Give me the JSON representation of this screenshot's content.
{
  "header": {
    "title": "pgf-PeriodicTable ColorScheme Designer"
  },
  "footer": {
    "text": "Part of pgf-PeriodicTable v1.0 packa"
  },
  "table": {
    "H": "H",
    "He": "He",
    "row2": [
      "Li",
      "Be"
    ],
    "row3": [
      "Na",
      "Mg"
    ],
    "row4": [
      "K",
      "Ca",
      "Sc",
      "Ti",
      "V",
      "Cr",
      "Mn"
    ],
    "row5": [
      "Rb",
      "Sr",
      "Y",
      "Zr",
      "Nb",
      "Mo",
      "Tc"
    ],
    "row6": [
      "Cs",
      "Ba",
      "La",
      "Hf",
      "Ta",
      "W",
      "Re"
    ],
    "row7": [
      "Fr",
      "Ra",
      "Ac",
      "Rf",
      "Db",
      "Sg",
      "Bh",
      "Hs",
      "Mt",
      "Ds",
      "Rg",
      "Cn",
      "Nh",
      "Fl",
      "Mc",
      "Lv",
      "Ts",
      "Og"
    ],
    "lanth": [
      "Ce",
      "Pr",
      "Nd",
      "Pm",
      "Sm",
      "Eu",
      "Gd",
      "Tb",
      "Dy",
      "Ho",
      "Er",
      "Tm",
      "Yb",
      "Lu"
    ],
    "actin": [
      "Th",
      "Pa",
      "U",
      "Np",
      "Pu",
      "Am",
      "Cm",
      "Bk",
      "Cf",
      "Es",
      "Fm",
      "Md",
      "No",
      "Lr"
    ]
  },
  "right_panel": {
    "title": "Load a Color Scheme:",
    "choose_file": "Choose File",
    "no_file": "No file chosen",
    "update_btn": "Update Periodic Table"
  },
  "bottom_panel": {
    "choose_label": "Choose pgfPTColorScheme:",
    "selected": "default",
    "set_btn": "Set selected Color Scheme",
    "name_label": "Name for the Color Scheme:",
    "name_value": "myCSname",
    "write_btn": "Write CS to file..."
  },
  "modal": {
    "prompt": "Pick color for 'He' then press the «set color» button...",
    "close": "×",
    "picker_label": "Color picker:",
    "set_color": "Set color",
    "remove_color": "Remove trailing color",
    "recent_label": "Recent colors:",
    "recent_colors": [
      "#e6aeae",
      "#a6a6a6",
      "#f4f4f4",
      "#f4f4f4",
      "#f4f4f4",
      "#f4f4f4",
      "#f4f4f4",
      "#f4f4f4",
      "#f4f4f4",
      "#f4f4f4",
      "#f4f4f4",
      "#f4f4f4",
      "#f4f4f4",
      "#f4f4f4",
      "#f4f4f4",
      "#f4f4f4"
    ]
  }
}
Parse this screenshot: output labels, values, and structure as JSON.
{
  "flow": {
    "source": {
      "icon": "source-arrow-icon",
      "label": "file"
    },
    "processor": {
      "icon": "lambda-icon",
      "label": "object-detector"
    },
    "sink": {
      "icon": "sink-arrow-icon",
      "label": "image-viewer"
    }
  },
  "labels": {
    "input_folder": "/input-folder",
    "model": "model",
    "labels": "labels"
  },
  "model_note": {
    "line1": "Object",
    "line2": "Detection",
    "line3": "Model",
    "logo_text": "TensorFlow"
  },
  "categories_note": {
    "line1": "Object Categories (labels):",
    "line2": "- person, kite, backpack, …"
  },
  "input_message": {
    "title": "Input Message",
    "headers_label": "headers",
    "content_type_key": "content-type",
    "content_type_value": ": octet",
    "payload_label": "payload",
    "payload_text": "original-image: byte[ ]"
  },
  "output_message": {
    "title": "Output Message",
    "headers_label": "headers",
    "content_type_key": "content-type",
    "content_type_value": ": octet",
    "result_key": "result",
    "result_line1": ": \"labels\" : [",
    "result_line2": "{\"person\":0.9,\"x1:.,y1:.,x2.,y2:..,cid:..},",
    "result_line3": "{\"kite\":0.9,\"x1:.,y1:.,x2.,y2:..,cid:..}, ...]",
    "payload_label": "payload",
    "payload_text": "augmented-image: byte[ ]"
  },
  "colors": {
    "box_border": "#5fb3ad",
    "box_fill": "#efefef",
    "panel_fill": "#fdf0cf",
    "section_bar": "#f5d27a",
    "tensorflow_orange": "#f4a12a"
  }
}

* _SET TASK_: Nothing should be changed: write out all of the data as is.

* _RESULT OF THE TASK_:
Give me the JSON representation of this screenshot's content.
{
  "header": {
    "title": "pgf-PeriodicTable ColorScheme Designer"
  },
  "footer": {
    "text": "Part of pgf-PeriodicTable v1.0 packa"
  },
  "table": {
    "H": "H",
    "He": "He",
    "row2": [
      "Li",
      "Be"
    ],
    "row3": [
      "Na",
      "Mg"
    ],
    "row4": [
      "K",
      "Ca",
      "Sc",
      "Ti",
      "V",
      "Cr",
      "Mn"
    ],
    "row5": [
      "Rb",
      "Sr",
      "Y",
      "Zr",
      "Nb",
      "Mo",
      "Tc"
    ],
    "row6": [
      "Cs",
      "Ba",
      "La",
      "Hf",
      "Ta",
      "W",
      "Re"
    ],
    "row7": [
      "Fr",
      "Ra",
      "Ac",
      "Rf",
      "Db",
      "Sg",
      "Bh",
      "Hs",
      "Mt",
      "Ds",
      "Rg",
      "Cn",
      "Nh",
      "Fl",
      "Mc",
      "Lv",
      "Ts",
      "Og"
    ],
    "lanth": [
      "Ce",
      "Pr",
      "Nd",
      "Pm",
      "Sm",
      "Eu",
      "Gd",
      "Tb",
      "Dy",
      "Ho",
      "Er",
      "Tm",
      "Yb",
      "Lu"
    ],
    "actin": [
      "Th",
      "Pa",
      "U",
      "Np",
      "Pu",
      "Am",
      "Cm",
      "Bk",
      "Cf",
      "Es",
      "Fm",
      "Md",
      "No",
      "Lr"
    ]
  },
  "right_panel": {
    "title": "Load a Color Scheme:",
    "choose_file": "Choose File",
    "no_file": "No file chosen",
    "update_btn": "Update Periodic Table"
  },
  "bottom_panel": {
    "choose_label": "Choose pgfPTColorScheme:",
    "selected": "default",
    "set_btn": "Set selected Color Scheme",
    "name_label": "Name for the Color Scheme:",
    "name_value": "myCSname",
    "write_btn": "Write CS to file..."
  },
  "modal": {
    "prompt": "Pick color for 'He' then press the «set color» button...",
    "close": "×",
    "picker_label": "Color picker:",
    "set_color": "Set color",
    "remove_color": "Remove trailing color",
    "recent_label": "Recent colors:",
    "recent_colors": [
      "#e6aeae",
      "#a6a6a6",
      "#f4f4f4",
      "#f4f4f4",
      "#f4f4f4",
      "#f4f4f4",
      "#f4f4f4",
      "#f4f4f4",
      "#f4f4f4",
      "#f4f4f4",
      "#f4f4f4",
      "#f4f4f4",
      "#f4f4f4",
      "#f4f4f4",
      "#f4f4f4",
      "#f4f4f4"
    ]
  }
}
Parse this screenshot: output labels, values, and structure as JSON.
{
  "flow": {
    "source": {
      "icon": "source-arrow-icon",
      "label": "file"
    },
    "processor": {
      "icon": "lambda-icon",
      "label": "object-detector"
    },
    "sink": {
      "icon": "sink-arrow-icon",
      "label": "image-viewer"
    }
  },
  "labels": {
    "input_folder": "/input-folder",
    "model": "model",
    "labels": "labels"
  },
  "model_note": {
    "line1": "Object",
    "line2": "Detection",
    "line3": "Model",
    "logo_text": "TensorFlow"
  },
  "categories_note": {
    "line1": "Object Categories (labels):",
    "line2": "- person, kite, backpack, …"
  },
  "input_message": {
    "title": "Input Message",
    "headers_label": "headers",
    "content_type_key": "content-type",
    "content_type_value": ": octet",
    "payload_label": "payload",
    "payload_text": "original-image: byte[ ]"
  },
  "output_message": {
    "title": "Output Message",
    "headers_label": "headers",
    "content_type_key": "content-type",
    "content_type_value": ": octet",
    "result_key": "result",
    "result_line1": ": \"labels\" : [",
    "result_line2": "{\"person\":0.9,\"x1:.,y1:.,x2.,y2:..,cid:..},",
    "result_line3": "{\"kite\":0.9,\"x1:.,y1:.,x2.,y2:..,cid:..}, ...]",
    "payload_label": "payload",
    "payload_text": "augmented-image: byte[ ]"
  },
  "colors": {
    "box_border": "#5fb3ad",
    "box_fill": "#efefef",
    "panel_fill": "#fdf0cf",
    "section_bar": "#f5d27a",
    "tensorflow_orange": "#f4a12a"
  }
}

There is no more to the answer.